● Stated exercise
Transcribe the listing that follows in full, omitting pictures.

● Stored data

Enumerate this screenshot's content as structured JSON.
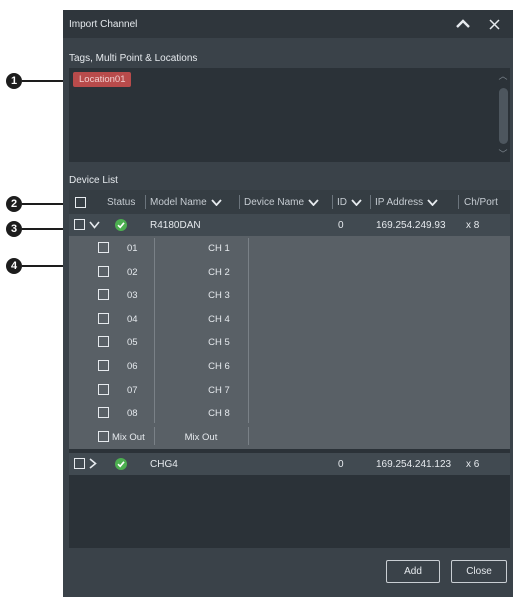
{
  "window": {
    "title": "Import Channel"
  },
  "tags_section": {
    "label": "Tags, Multi Point & Locations",
    "tags": [
      "Location01"
    ]
  },
  "device_list": {
    "label": "Device List",
    "columns": {
      "status": "Status",
      "model_name": "Model Name",
      "device_name": "Device Name",
      "id": "ID",
      "ip_address": "IP Address",
      "ch_port": "Ch/Port"
    },
    "devices": [
      {
        "model": "R4180DAN",
        "id": "0",
        "ip": "169.254.249.93",
        "ch": "x 8",
        "expanded": true
      },
      {
        "model": "CHG4",
        "id": "0",
        "ip": "169.254.241.123",
        "ch": "x 6",
        "expanded": false
      }
    ],
    "channels": [
      {
        "no": "01",
        "name": "CH 1"
      },
      {
        "no": "02",
        "name": "CH 2"
      },
      {
        "no": "03",
        "name": "CH 3"
      },
      {
        "no": "04",
        "name": "CH 4"
      },
      {
        "no": "05",
        "name": "CH 5"
      },
      {
        "no": "06",
        "name": "CH 6"
      },
      {
        "no": "07",
        "name": "CH 7"
      },
      {
        "no": "08",
        "name": "CH 8"
      },
      {
        "no": "Mix Out",
        "name": "Mix Out"
      }
    ]
  },
  "buttons": {
    "add": "Add",
    "close": "Close"
  },
  "callouts": [
    "1",
    "2",
    "3",
    "4"
  ],
  "colors": {
    "tag_red": "#b84b4b",
    "status_green": "#4caf50",
    "window_bg": "#3a4249"
  }
}
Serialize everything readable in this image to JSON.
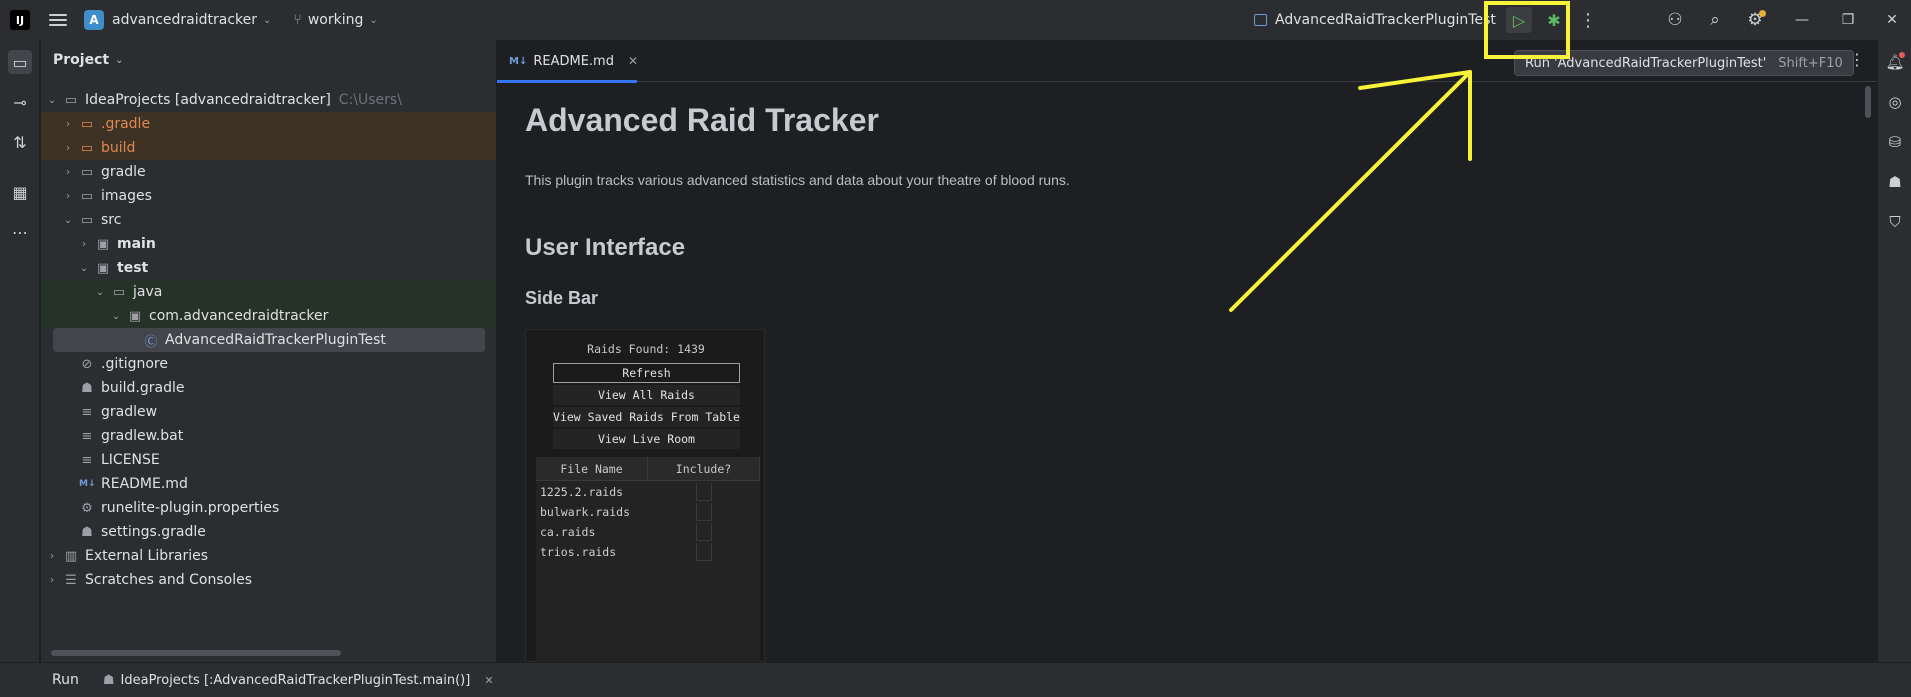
{
  "topbar": {
    "logo": "IJ",
    "project_badge": "A",
    "project_name": "advancedraidtracker",
    "branch": "working",
    "run_config": "AdvancedRaidTrackerPluginTest"
  },
  "project_panel": {
    "title": "Project",
    "tree": [
      {
        "label": "IdeaProjects [advancedraidtracker]",
        "hint": "C:\\Users\\",
        "icon": "folder-module-icon",
        "depth": 0,
        "arrow": "open",
        "style": "normal"
      },
      {
        "label": ".gradle",
        "icon": "folder-icon",
        "depth": 1,
        "arrow": "closed",
        "style": "excluded"
      },
      {
        "label": "build",
        "icon": "folder-icon",
        "depth": 1,
        "arrow": "closed",
        "style": "excluded"
      },
      {
        "label": "gradle",
        "icon": "folder-icon",
        "depth": 1,
        "arrow": "closed",
        "style": "normal"
      },
      {
        "label": "images",
        "icon": "folder-icon",
        "depth": 1,
        "arrow": "closed",
        "style": "normal"
      },
      {
        "label": "src",
        "icon": "folder-icon",
        "depth": 1,
        "arrow": "open",
        "style": "normal"
      },
      {
        "label": "main",
        "icon": "source-folder-icon",
        "depth": 2,
        "arrow": "closed",
        "style": "bold"
      },
      {
        "label": "test",
        "icon": "test-folder-icon",
        "depth": 2,
        "arrow": "open",
        "style": "bold"
      },
      {
        "label": "java",
        "icon": "folder-icon",
        "depth": 3,
        "arrow": "open",
        "style": "test"
      },
      {
        "label": "com.advancedraidtracker",
        "icon": "package-icon",
        "depth": 4,
        "arrow": "open",
        "style": "test"
      },
      {
        "label": "AdvancedRaidTrackerPluginTest",
        "icon": "class-icon",
        "depth": 5,
        "arrow": "none",
        "style": "selected"
      },
      {
        "label": ".gitignore",
        "icon": "ignore-file-icon",
        "depth": 1,
        "arrow": "none",
        "style": "normal"
      },
      {
        "label": "build.gradle",
        "icon": "gradle-icon",
        "depth": 1,
        "arrow": "none",
        "style": "normal"
      },
      {
        "label": "gradlew",
        "icon": "text-file-icon",
        "depth": 1,
        "arrow": "none",
        "style": "normal"
      },
      {
        "label": "gradlew.bat",
        "icon": "text-file-icon",
        "depth": 1,
        "arrow": "none",
        "style": "normal"
      },
      {
        "label": "LICENSE",
        "icon": "text-file-icon",
        "depth": 1,
        "arrow": "none",
        "style": "normal"
      },
      {
        "label": "README.md",
        "icon": "markdown-icon",
        "depth": 1,
        "arrow": "none",
        "style": "normal"
      },
      {
        "label": "runelite-plugin.properties",
        "icon": "settings-file-icon",
        "depth": 1,
        "arrow": "none",
        "style": "normal"
      },
      {
        "label": "settings.gradle",
        "icon": "gradle-icon",
        "depth": 1,
        "arrow": "none",
        "style": "normal"
      },
      {
        "label": "External Libraries",
        "icon": "library-icon",
        "depth": 0,
        "arrow": "closed",
        "style": "normal"
      },
      {
        "label": "Scratches and Consoles",
        "icon": "scratches-icon",
        "depth": 0,
        "arrow": "closed",
        "style": "normal"
      }
    ]
  },
  "editor": {
    "tab_badge": "M↓",
    "tab_label": "README.md",
    "tooltip_text": "Run 'AdvancedRaidTrackerPluginTest'",
    "tooltip_shortcut": "Shift+F10",
    "doc": {
      "h1": "Advanced Raid Tracker",
      "para": "This plugin tracks various advanced statistics and data about your theatre of blood runs.",
      "h2": "User Interface",
      "h3": "Side Bar"
    },
    "sidebar_image": {
      "raids_found": "Raids Found: 1439",
      "buttons": [
        "Refresh",
        "View All Raids",
        "View Saved Raids From Table",
        "View Live Room"
      ],
      "table_headers": [
        "File Name",
        "Include?"
      ],
      "files": [
        "1225.2.raids",
        "bulwark.raids",
        "ca.raids",
        "trios.raids"
      ]
    }
  },
  "bottombar": {
    "run_label": "Run",
    "run_tab": "IdeaProjects [:AdvancedRaidTrackerPluginTest.main()]"
  },
  "colors": {
    "annotation": "#f7f339",
    "accent": "#3574f0",
    "run_green": "#5fb865"
  }
}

● Written reply
Enumerate this screenshot's content as structured JSON.
{
  "window": {
    "title": "Import Channel"
  },
  "tags_section": {
    "label": "Tags, Multi Point & Locations",
    "tags": [
      "Location01"
    ]
  },
  "device_list": {
    "label": "Device List",
    "columns": {
      "status": "Status",
      "model_name": "Model Name",
      "device_name": "Device Name",
      "id": "ID",
      "ip_address": "IP Address",
      "ch_port": "Ch/Port"
    },
    "devices": [
      {
        "model": "R4180DAN",
        "id": "0",
        "ip": "169.254.249.93",
        "ch": "x 8",
        "expanded": true
      },
      {
        "model": "CHG4",
        "id": "0",
        "ip": "169.254.241.123",
        "ch": "x 6",
        "expanded": false
      }
    ],
    "channels": [
      {
        "no": "01",
        "name": "CH 1"
      },
      {
        "no": "02",
        "name": "CH 2"
      },
      {
        "no": "03",
        "name": "CH 3"
      },
      {
        "no": "04",
        "name": "CH 4"
      },
      {
        "no": "05",
        "name": "CH 5"
      },
      {
        "no": "06",
        "name": "CH 6"
      },
      {
        "no": "07",
        "name": "CH 7"
      },
      {
        "no": "08",
        "name": "CH 8"
      },
      {
        "no": "Mix Out",
        "name": "Mix Out"
      }
    ]
  },
  "buttons": {
    "add": "Add",
    "close": "Close"
  },
  "callouts": [
    "1",
    "2",
    "3",
    "4"
  ],
  "colors": {
    "tag_red": "#b84b4b",
    "status_green": "#4caf50",
    "window_bg": "#3a4249"
  }
}
Serialize everything readable in this image to JSON.
{
  "topbar": {
    "logo": "IJ",
    "project_badge": "A",
    "project_name": "advancedraidtracker",
    "branch": "working",
    "run_config": "AdvancedRaidTrackerPluginTest"
  },
  "project_panel": {
    "title": "Project",
    "tree": [
      {
        "label": "IdeaProjects [advancedraidtracker]",
        "hint": "C:\\Users\\",
        "icon": "folder-module-icon",
        "depth": 0,
        "arrow": "open",
        "style": "normal"
      },
      {
        "label": ".gradle",
        "icon": "folder-icon",
        "depth": 1,
        "arrow": "closed",
        "style": "excluded"
      },
      {
        "label": "build",
        "icon": "folder-icon",
        "depth": 1,
        "arrow": "closed",
        "style": "excluded"
      },
      {
        "label": "gradle",
        "icon": "folder-icon",
        "depth": 1,
        "arrow": "closed",
        "style": "normal"
      },
      {
        "label": "images",
        "icon": "folder-icon",
        "depth": 1,
        "arrow": "closed",
        "style": "normal"
      },
      {
        "label": "src",
        "icon": "folder-icon",
        "depth": 1,
        "arrow": "open",
        "style": "normal"
      },
      {
        "label": "main",
        "icon": "source-folder-icon",
        "depth": 2,
        "arrow": "closed",
        "style": "bold"
      },
      {
        "label": "test",
        "icon": "test-folder-icon",
        "depth": 2,
        "arrow": "open",
        "style": "bold"
      },
      {
        "label": "java",
        "icon": "folder-icon",
        "depth": 3,
        "arrow": "open",
        "style": "test"
      },
      {
        "label": "com.advancedraidtracker",
        "icon": "package-icon",
        "depth": 4,
        "arrow": "open",
        "style": "test"
      },
      {
        "label": "AdvancedRaidTrackerPluginTest",
        "icon": "class-icon",
        "depth": 5,
        "arrow": "none",
        "style": "selected"
      },
      {
        "label": ".gitignore",
        "icon": "ignore-file-icon",
        "depth": 1,
        "arrow": "none",
        "style": "normal"
      },
      {
        "label": "build.gradle",
        "icon": "gradle-icon",
        "depth": 1,
        "arrow": "none",
        "style": "normal"
      },
      {
        "label": "gradlew",
        "icon": "text-file-icon",
        "depth": 1,
        "arrow": "none",
        "style": "normal"
      },
      {
        "label": "gradlew.bat",
        "icon": "text-file-icon",
        "depth": 1,
        "arrow": "none",
        "style": "normal"
      },
      {
        "label": "LICENSE",
        "icon": "text-file-icon",
        "depth": 1,
        "arrow": "none",
        "style": "normal"
      },
      {
        "label": "README.md",
        "icon": "markdown-icon",
        "depth": 1,
        "arrow": "none",
        "style": "normal"
      },
      {
        "label": "runelite-plugin.properties",
        "icon": "settings-file-icon",
        "depth": 1,
        "arrow": "none",
        "style": "normal"
      },
      {
        "label": "settings.gradle",
        "icon": "gradle-icon",
        "depth": 1,
        "arrow": "none",
        "style": "normal"
      },
      {
        "label": "External Libraries",
        "icon": "library-icon",
        "depth": 0,
        "arrow": "closed",
        "style": "normal"
      },
      {
        "label": "Scratches and Consoles",
        "icon": "scratches-icon",
        "depth": 0,
        "arrow": "closed",
        "style": "normal"
      }
    ]
  },
  "editor": {
    "tab_badge": "M↓",
    "tab_label": "README.md",
    "tooltip_text": "Run 'AdvancedRaidTrackerPluginTest'",
    "tooltip_shortcut": "Shift+F10",
    "doc": {
      "h1": "Advanced Raid Tracker",
      "para": "This plugin tracks various advanced statistics and data about your theatre of blood runs.",
      "h2": "User Interface",
      "h3": "Side Bar"
    },
    "sidebar_image": {
      "raids_found": "Raids Found: 1439",
      "buttons": [
        "Refresh",
        "View All Raids",
        "View Saved Raids From Table",
        "View Live Room"
      ],
      "table_headers": [
        "File Name",
        "Include?"
      ],
      "files": [
        "1225.2.raids",
        "bulwark.raids",
        "ca.raids",
        "trios.raids"
      ]
    }
  },
  "bottombar": {
    "run_label": "Run",
    "run_tab": "IdeaProjects [:AdvancedRaidTrackerPluginTest.main()]"
  },
  "colors": {
    "annotation": "#f7f339",
    "accent": "#3574f0",
    "run_green": "#5fb865"
  }
}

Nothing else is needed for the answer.